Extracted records

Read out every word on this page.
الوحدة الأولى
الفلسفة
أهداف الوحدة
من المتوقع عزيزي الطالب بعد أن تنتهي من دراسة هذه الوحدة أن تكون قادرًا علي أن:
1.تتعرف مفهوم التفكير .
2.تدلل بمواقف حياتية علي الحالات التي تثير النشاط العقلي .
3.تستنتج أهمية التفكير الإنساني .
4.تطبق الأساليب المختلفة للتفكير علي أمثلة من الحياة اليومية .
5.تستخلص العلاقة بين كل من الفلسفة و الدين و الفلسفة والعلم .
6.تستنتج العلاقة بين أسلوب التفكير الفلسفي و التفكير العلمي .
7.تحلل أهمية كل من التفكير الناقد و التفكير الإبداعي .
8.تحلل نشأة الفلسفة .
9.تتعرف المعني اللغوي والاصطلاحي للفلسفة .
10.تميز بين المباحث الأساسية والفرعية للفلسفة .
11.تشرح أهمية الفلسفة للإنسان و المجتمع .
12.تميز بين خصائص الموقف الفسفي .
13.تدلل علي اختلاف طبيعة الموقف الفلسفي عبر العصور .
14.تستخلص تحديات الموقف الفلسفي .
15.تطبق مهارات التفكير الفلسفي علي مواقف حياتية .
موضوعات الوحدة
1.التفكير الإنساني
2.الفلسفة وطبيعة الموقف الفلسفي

---

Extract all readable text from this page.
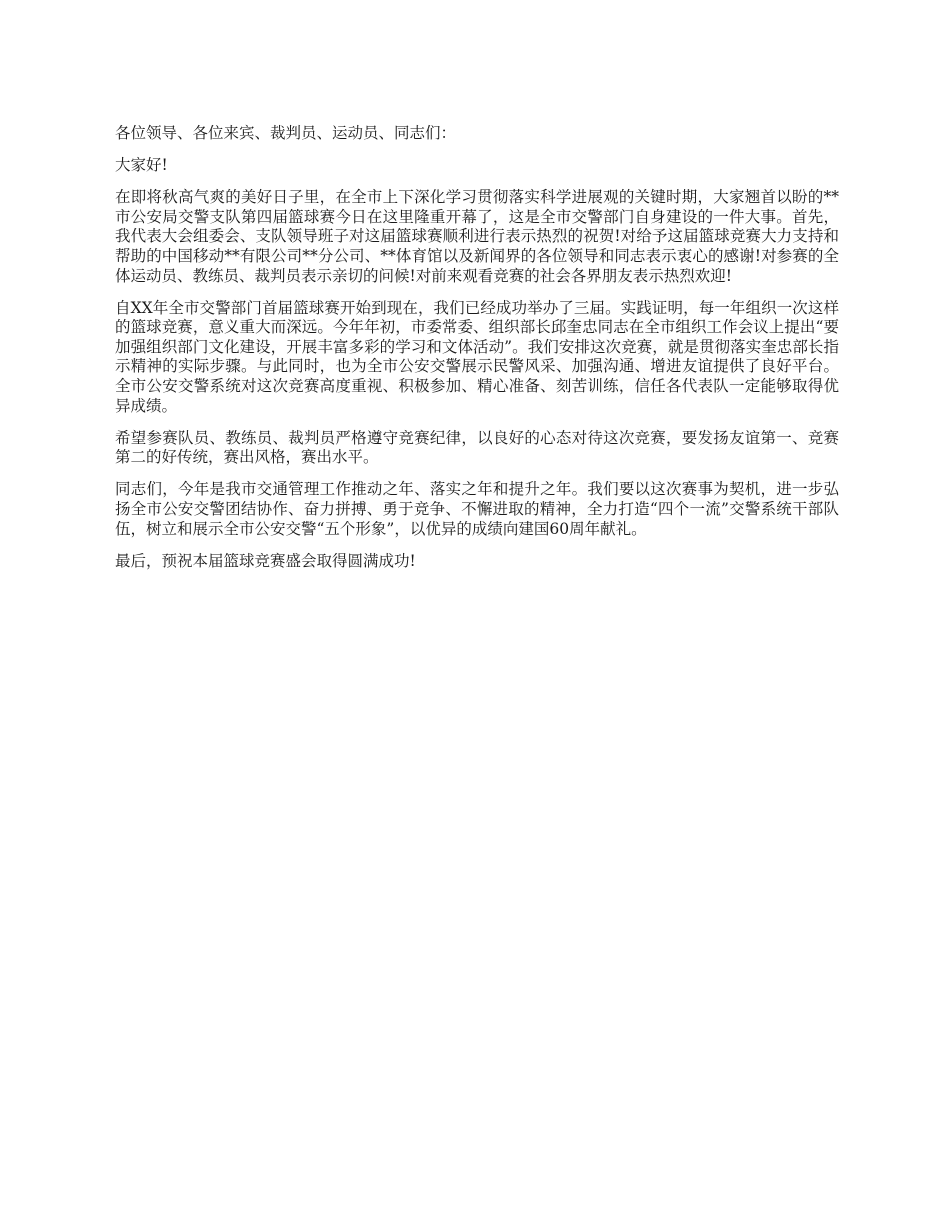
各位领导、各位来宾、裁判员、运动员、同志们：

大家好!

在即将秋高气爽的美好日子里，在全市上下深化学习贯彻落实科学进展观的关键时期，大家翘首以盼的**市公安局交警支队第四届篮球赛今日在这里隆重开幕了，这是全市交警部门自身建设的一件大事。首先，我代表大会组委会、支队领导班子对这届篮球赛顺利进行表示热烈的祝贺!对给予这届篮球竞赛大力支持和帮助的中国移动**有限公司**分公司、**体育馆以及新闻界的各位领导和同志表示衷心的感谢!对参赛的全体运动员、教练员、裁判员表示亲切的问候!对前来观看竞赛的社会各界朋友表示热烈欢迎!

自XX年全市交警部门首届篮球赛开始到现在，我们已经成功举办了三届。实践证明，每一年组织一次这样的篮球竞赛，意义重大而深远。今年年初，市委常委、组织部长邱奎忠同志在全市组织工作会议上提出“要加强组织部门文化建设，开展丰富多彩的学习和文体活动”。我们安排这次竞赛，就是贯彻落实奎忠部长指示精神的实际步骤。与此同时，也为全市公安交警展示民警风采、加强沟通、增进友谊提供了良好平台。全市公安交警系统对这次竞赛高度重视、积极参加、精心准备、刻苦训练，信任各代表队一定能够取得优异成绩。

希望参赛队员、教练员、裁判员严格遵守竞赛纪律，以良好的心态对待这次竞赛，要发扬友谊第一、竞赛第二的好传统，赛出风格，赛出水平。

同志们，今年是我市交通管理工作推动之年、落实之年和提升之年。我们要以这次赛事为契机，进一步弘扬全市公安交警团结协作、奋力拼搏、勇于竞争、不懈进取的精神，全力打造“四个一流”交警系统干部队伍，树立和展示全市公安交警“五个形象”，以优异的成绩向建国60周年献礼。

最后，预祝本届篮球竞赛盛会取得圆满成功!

DIRECTIONS: Show every line from the listing above in which the string "الوحدة" appears.

THE SOLUTION:
الوحدة الأولى
أهداف الوحدة
من المتوقع عزيزي الطالب بعد أن تنتهي من دراسة هذه الوحدة أن تكون قادرًا علي أن:
موضوعات الوحدة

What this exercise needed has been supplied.